What is asked:
Work through the material below line by line and say how many lines include the word "máximo". Only the number, please.

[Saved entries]

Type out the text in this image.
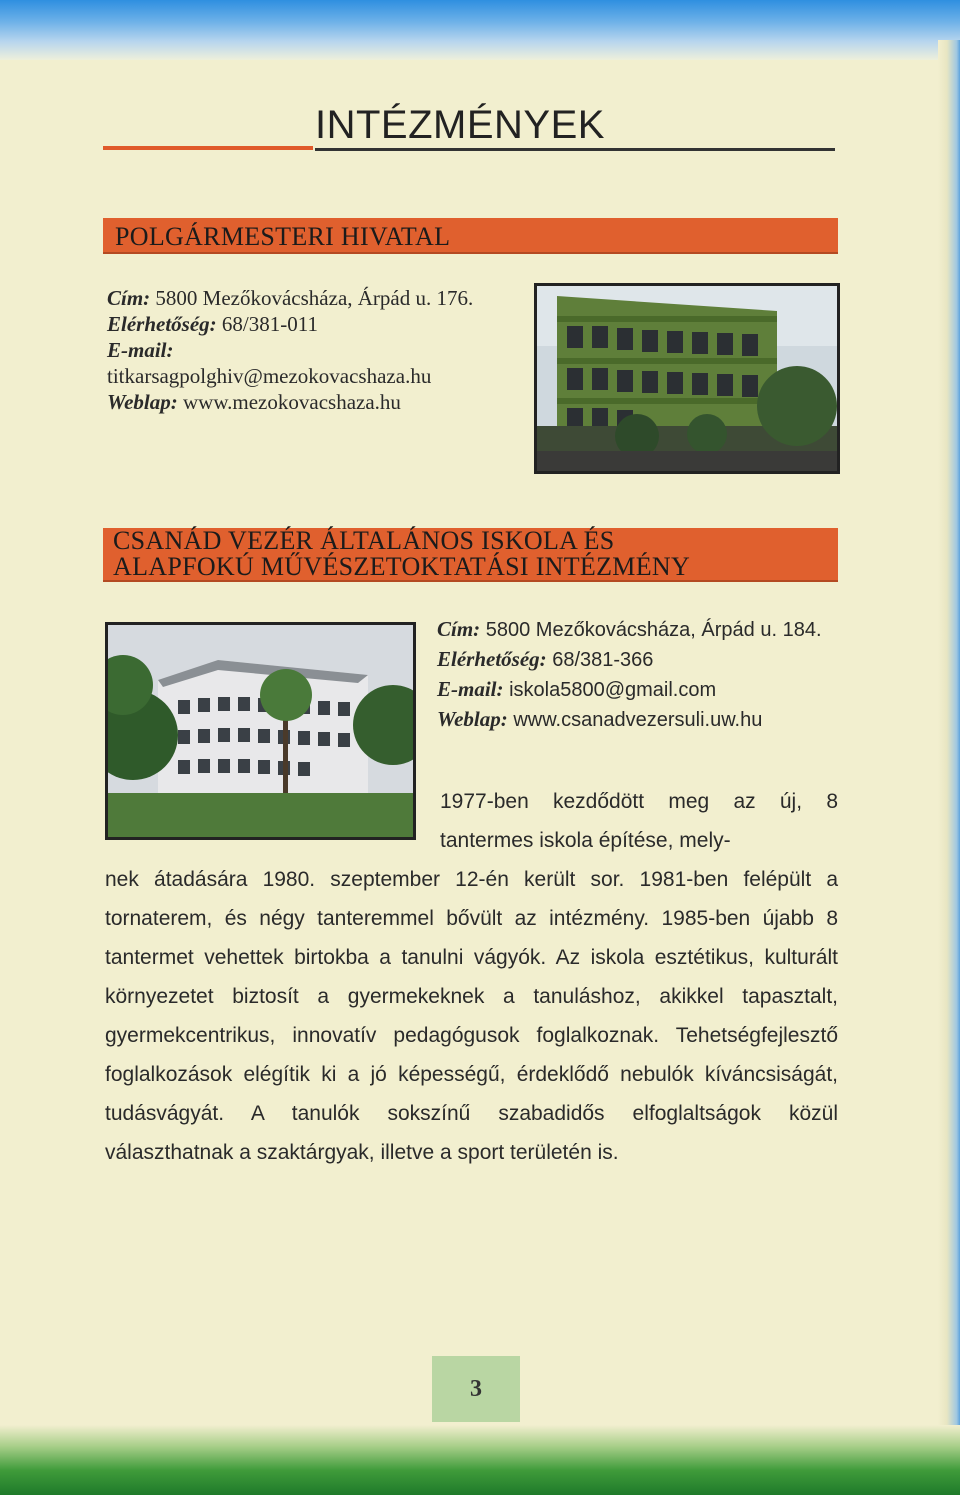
INTÉZMÉNYEK
POLGÁRMESTERI HIVATAL
Cím: 5800 Mezőkovácsháza, Árpád u. 176.
Elérhetőség: 68/381-011
E-mail:
titkarsagpolghiv@mezokovacshaza.hu
Weblap: www.mezokovacshaza.hu
CSANÁD VEZÉR ÁLTALÁNOS ISKOLA ÉS
ALAPFOKÚ MŰVÉSZETOKTATÁSI INTÉZMÉNY
Cím: 5800 Mezőkovácsháza, Árpád u. 184.
Elérhetőség: 68/381-366
E-mail: iskola5800@gmail.com
Weblap: www.csanadvezersuli.uw.hu
1977-ben kezdődött meg az új, 8 tantermes iskola építése, mely-
nek átadására 1980. szeptember 12-én került sor. 1981-ben felépült a tornaterem, és négy tanteremmel bővült az intézmény. 1985-ben újabb 8 tantermet vehettek birtokba a tanulni vágyók. Az iskola esztétikus, kulturált környezetet biztosít a gyermekeknek a tanuláshoz, akikkel tapasztalt, gyermekcentrikus, innovatív pedagógusok foglalkoznak. Tehetségfejlesztő foglalkozások elégítik ki a jó képességű, érdeklődő nebulók kíváncsiságát, tudásvágyát. A tanulók sokszínű szabadidős elfoglaltságok közül választhatnak a szaktárgyak, illetve a sport területén is.
3
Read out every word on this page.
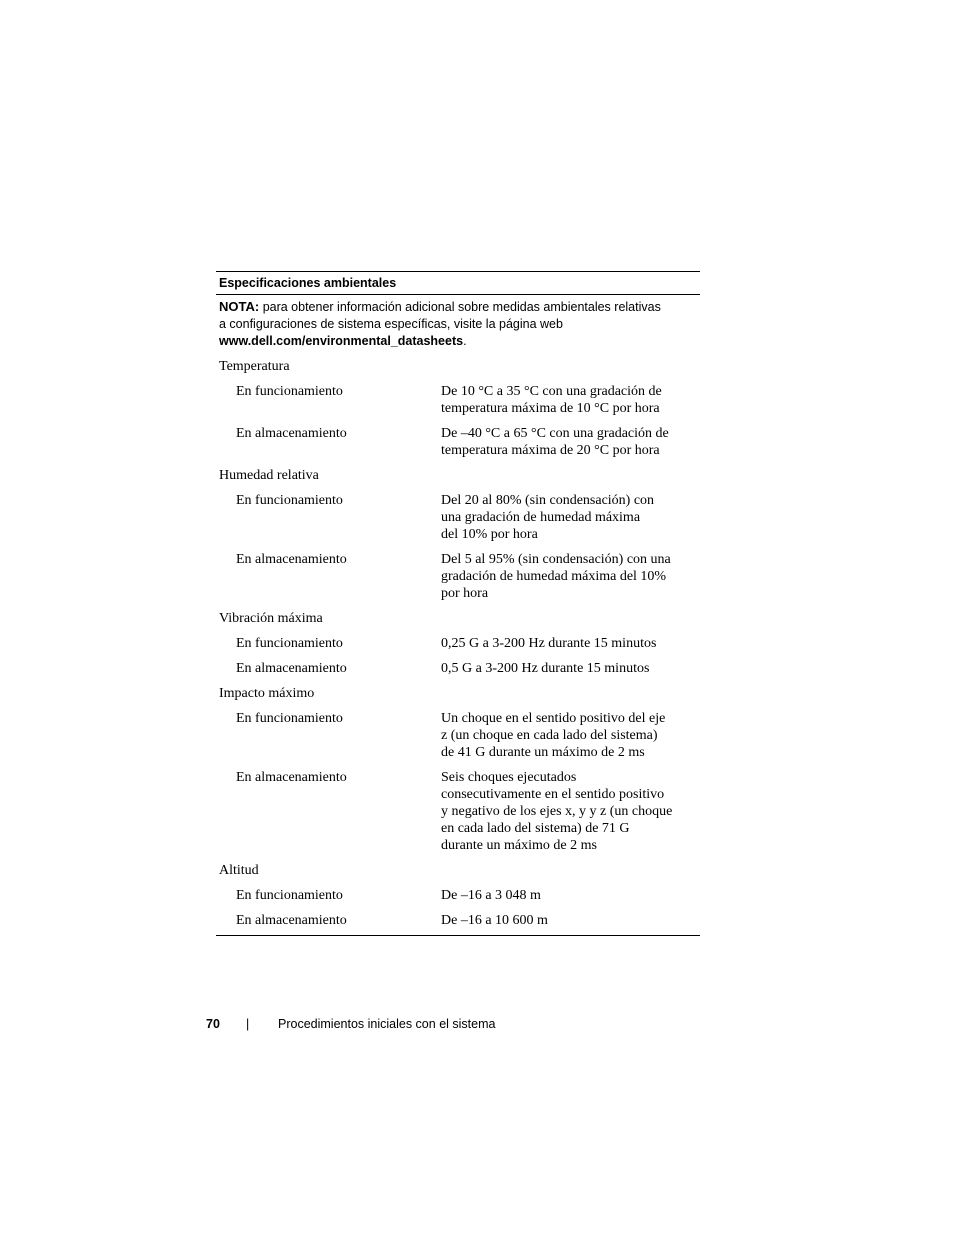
Especificaciones ambientales
NOTA: para obtener información adicional sobre medidas ambientales relativas
a configuraciones de sistema específicas, visite la página web
www.dell.com/environmental_datasheets.
Temperatura
En funcionamiento	De 10 °C a 35 °C con una gradación de
temperatura máxima de 10 °C por hora
En almacenamiento	De –40 °C a 65 °C con una gradación de
temperatura máxima de 20 °C por hora
Humedad relativa
En funcionamiento	Del 20 al 80% (sin condensación) con
una gradación de humedad máxima
del 10% por hora
En almacenamiento	Del 5 al 95% (sin condensación) con una
gradación de humedad máxima del 10%
por hora
Vibración máxima
En funcionamiento	0,25 G a 3-200 Hz durante 15 minutos
En almacenamiento	0,5 G a 3-200 Hz durante 15 minutos
Impacto máximo
En funcionamiento	Un choque en el sentido positivo del eje
z (un choque en cada lado del sistema)
de 41 G durante un máximo de 2 ms
En almacenamiento	Seis choques ejecutados
consecutivamente en el sentido positivo
y negativo de los ejes x, y y z (un choque
en cada lado del sistema) de 71 G
durante un máximo de 2 ms
Altitud
En funcionamiento	De –16 a 3 048 m
En almacenamiento	De –16 a 10 600 m
70 | Procedimientos iniciales con el sistema
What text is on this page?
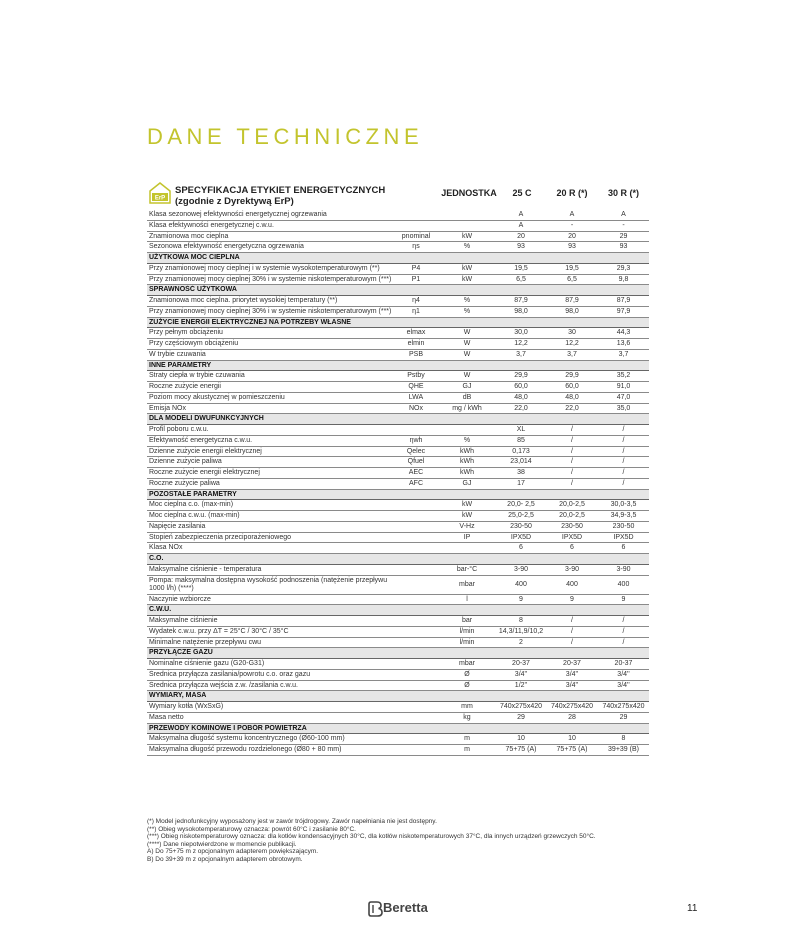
DANE TECHNICZNE
ErP
SPECYFIKACJA ETYKIET ENERGETYCZNYCH
(zgodnie z Dyrektywą ErP)
JEDNOSTKA	25 C	20 R (*)	30 R (*)
Klasa sezonowej efektywności energetycznej ogrzewania			A	A	A
Klasa efektywności energetycznej c.w.u.			A	-	-
Znamionowa moc cieplna	pnominal	kW	20	20	29
Sezonowa efektywność energetyczna ogrzewania	ηs	%	93	93	93
UŻYTKOWA MOC CIEPLNA					
Przy znamionowej mocy cieplnej i w systemie wysokotemperaturowym (**)	P4	kW	19,5	19,5	29,3
Przy znamionowej mocy cieplnej 30% i w systemie niskotemperaturowym (***)	P1	kW	6,5	6,5	9,8
SPRAWNOŚĆ UŻYTKOWA					
Znamionowa moc cieplna. priorytet wysokiej temperatury (**)	η4	%	87,9	87,9	87,9
Przy znamionowej mocy cieplnej 30% i w systemie niskotemperaturowym (***)	η1	%	98,0	98,0	97,9
ZUŻYCIE ENERGII ELEKTRYCZNEJ NA POTRZEBY WŁASNE					
Przy pełnym obciążeniu	elmax	W	30,0	30	44,3
Przy częściowym obciążeniu	elmin	W	12,2	12,2	13,6
W trybie czuwania	PSB	W	3,7	3,7	3,7
INNE PARAMETRY					
Straty ciepła w trybie czuwania	Pstby	W	29,9	29,9	35,2
Roczne zużycie energii	QHE	GJ	60,0	60,0	91,0
Poziom mocy akustycznej w pomieszczeniu	LWA	dB	48,0	48,0	47,0
Emisja NOx	NOx	mg / kWh	22,0	22,0	35,0
DLA MODELI DWUFUNKCYJNYCH					
Profil poboru c.w.u.			XL	/	/
Efektywność energetyczna c.w.u.	ηwh	%	85	/	/
Dzienne zużycie energii elektrycznej	Qelec	kWh	0,173	/	/
Dzienne zużycie paliwa	Qfuel	kWh	23,014	/	/
Roczne zużycie energii elektrycznej	AEC	kWh	38	/	/
Roczne zużycie paliwa	AFC	GJ	17	/	/
POZOSTAŁE PARAMETRY					
Moc cieplna c.o. (max-min)		kW	20,0- 2,5	20,0-2,5	30,0-3,5
Moc cieplna c.w.u. (max-min)		kW	25,0-2,5	20,0-2,5	34,9-3,5
Napięcie zasilania		V-Hz	230-50	230-50	230-50
Stopień zabezpieczenia przeciporażeniowego		IP	IPX5D	IPX5D	IPX5D
Klasa NOx			6	6	6
C.O.					
Maksymalne ciśnienie - temperatura		bar-°C	3-90	3-90	3-90
Pompa: maksymalna dostępna wysokość podnoszenia (natężenie przepływu 1000 l/h) (****)		mbar	400	400	400
Naczynie wzbiorcze		l	9	9	9
C.W.U.					
Maksymalne ciśnienie		bar	8	/	/
Wydatek c.w.u. przy ΔT = 25°C / 30°C / 35°C		l/min	14,3/11,9/10,2	/	/
Minimalne natężenie przepływu cwu		l/min	2	/	/
PRZYŁĄCZE GAZU					
Nominalne ciśnienie gazu (G20-G31)		mbar	20-37	20-37	20-37
Średnica przyłącza zasilania/powrotu c.o. oraz gazu		Ø	3/4''	3/4''	3/4''
Średnica przyłącza wejścia z.w. /zasilania c.w.u.		Ø	1/2''	3/4''	3/4''
WYMIARY, MASA					
Wymiary kotła (WxSxG)		mm	740x275x420	740x275x420	740x275x420
Masa netto		kg	29	28	29
PRZEWODY KOMINOWE I POBÓR POWIETRZA					
Maksymalna długość systemu koncentrycznego (Ø60-100 mm)		m	10	10	8
Maksymalna długość przewodu rozdzielonego (Ø80 + 80 mm)		m	75+75 (A)	75+75 (A)	39+39 (B)
(*) Model jednofunkcyjny wyposażony jest w zawór trójdrogowy. Zawór napełniania nie jest dostępny.
(**) Obieg wysokotemperaturowy oznacza: powrót 60°C i zasilanie 80°C.
(***) Obieg niskotemperaturowy oznacza: dla kotłów kondensacyjnych 30°C, dla kotłów niskotemperaturowych 37°C, dla innych urządzeń grzewczych 50°C.
(****) Dane niepotwierdzone w momencie publikacji.
A) Do 75+75 m z opcjonalnym adapterem powiększającym.
B) Do 39+39 m z opcjonalnym adapterem obrotowym.
Beretta	11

Solution to this exercise:
3